§ **Problem requirements**
Sort through the data and copy the lines holding the word "مکان".

§ **Data listing**
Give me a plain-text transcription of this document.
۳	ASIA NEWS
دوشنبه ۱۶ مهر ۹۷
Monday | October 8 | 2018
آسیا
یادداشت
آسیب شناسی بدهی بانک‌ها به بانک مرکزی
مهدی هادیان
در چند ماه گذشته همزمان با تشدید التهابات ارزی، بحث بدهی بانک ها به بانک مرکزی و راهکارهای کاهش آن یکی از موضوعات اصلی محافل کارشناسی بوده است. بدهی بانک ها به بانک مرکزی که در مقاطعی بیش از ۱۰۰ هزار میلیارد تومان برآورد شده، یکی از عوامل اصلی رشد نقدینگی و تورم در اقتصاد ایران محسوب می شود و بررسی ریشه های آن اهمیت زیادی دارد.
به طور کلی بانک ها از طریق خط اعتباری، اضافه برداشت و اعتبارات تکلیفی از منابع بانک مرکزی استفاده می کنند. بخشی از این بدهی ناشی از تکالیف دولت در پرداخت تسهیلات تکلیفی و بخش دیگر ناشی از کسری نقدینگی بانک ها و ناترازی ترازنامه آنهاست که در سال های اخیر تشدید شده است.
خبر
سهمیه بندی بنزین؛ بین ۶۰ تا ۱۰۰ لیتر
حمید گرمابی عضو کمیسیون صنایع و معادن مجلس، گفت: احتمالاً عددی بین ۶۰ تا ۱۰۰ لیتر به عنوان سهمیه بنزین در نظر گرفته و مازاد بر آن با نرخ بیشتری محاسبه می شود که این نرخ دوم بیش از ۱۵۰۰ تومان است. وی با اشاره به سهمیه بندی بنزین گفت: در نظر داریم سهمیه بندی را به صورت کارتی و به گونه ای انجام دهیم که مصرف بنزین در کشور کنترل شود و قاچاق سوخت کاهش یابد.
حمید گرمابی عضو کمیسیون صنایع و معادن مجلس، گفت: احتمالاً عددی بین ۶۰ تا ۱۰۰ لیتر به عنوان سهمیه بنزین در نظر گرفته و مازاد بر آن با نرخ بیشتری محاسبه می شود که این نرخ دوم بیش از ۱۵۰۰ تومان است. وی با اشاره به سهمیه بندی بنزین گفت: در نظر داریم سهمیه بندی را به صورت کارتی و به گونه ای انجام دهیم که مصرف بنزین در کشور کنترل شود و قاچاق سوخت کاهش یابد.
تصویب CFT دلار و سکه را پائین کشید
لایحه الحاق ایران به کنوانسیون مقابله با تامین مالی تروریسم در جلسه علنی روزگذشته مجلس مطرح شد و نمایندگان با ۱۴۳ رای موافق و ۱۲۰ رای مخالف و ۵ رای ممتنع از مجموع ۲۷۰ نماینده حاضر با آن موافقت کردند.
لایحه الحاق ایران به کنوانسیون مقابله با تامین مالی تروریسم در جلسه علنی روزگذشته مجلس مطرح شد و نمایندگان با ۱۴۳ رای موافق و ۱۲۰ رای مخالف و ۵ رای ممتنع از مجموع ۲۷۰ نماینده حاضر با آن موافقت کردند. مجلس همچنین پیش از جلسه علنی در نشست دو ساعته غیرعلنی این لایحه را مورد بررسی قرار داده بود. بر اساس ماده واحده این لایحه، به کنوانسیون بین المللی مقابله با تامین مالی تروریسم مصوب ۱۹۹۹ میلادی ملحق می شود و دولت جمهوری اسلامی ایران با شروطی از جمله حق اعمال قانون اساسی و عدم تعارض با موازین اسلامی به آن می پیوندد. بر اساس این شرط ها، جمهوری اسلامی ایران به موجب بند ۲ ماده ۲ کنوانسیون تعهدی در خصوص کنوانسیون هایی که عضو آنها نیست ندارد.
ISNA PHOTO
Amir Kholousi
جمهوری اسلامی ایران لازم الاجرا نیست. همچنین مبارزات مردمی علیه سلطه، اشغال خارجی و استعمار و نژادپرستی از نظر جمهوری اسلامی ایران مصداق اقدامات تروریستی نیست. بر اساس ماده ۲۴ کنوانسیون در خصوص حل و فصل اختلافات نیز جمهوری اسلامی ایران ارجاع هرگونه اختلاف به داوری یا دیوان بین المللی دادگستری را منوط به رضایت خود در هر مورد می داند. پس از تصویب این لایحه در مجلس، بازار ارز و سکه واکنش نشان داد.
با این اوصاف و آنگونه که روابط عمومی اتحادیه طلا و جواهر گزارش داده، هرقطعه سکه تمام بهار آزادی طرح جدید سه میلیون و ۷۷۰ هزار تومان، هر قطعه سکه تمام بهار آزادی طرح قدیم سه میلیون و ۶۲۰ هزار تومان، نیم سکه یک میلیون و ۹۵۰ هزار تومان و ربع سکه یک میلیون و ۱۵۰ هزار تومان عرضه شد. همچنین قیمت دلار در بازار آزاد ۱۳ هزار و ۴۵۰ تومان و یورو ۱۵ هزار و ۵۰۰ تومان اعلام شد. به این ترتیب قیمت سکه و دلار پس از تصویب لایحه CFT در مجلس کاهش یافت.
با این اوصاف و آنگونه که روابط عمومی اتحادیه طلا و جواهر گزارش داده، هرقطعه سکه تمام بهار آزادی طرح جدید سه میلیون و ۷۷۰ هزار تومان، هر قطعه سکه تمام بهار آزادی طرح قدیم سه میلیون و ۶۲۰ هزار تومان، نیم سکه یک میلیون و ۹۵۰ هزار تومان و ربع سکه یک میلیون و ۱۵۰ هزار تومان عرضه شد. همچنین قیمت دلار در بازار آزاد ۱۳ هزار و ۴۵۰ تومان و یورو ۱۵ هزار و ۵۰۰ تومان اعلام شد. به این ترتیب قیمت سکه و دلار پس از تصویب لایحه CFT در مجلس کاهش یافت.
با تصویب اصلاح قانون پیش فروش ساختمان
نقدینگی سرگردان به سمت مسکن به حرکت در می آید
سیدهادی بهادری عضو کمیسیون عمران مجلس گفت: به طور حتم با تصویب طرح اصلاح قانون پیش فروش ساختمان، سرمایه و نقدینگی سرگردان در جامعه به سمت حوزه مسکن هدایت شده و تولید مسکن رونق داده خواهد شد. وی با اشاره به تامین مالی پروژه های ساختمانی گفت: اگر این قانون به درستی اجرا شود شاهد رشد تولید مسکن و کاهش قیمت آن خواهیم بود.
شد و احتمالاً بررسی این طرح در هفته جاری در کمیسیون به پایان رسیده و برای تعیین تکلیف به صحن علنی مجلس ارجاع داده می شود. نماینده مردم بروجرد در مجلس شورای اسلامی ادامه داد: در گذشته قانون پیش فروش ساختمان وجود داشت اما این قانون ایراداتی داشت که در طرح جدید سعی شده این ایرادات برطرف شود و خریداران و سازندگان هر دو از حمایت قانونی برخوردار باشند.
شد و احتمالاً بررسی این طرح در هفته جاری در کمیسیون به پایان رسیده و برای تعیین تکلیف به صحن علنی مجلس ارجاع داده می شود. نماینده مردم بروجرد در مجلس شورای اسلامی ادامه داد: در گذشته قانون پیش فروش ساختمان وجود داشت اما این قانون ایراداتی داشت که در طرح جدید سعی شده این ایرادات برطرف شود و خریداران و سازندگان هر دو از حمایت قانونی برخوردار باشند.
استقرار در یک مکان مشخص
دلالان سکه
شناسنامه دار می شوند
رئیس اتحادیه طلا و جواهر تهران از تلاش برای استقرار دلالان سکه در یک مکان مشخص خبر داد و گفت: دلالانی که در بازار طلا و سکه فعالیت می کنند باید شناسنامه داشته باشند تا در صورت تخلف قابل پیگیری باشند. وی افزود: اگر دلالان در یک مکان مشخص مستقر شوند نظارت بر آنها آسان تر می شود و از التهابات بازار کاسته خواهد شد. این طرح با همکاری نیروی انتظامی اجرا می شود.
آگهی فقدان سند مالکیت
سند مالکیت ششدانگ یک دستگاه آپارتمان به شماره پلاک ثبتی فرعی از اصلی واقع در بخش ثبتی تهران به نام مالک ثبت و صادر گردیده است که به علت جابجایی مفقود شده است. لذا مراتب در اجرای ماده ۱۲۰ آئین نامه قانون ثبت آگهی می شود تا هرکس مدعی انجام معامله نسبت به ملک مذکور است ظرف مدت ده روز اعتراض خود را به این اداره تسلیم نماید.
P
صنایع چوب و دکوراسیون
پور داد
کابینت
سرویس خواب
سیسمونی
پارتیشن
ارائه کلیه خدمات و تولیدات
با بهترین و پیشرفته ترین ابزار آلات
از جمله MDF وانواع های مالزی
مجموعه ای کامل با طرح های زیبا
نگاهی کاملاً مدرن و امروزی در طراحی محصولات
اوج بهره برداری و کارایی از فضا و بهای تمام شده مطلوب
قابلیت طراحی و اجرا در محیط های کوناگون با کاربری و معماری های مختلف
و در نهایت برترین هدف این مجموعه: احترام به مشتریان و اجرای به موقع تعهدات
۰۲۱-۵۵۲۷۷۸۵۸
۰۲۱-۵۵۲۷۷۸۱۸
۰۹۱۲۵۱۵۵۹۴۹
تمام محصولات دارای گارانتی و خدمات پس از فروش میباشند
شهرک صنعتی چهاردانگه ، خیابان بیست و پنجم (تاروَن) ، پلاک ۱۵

§ **Solution for this task**
استقرار در یک مکان مشخص
رئیس اتحادیه طلا و جواهر تهران از تلاش برای استقرار دلالان سکه در یک مکان مشخص خبر داد و گفت: دلالانی که در بازار طلا و سکه فعالیت می کنند باید شناسنامه داشته باشند تا در صورت تخلف قابل پیگیری باشند. وی افزود: اگر دلالان در یک مکان مشخص مستقر شوند نظارت بر آنها آسان تر می شود و از التهابات بازار کاسته خواهد شد. این طرح با همکاری نیروی انتظامی اجرا می شود.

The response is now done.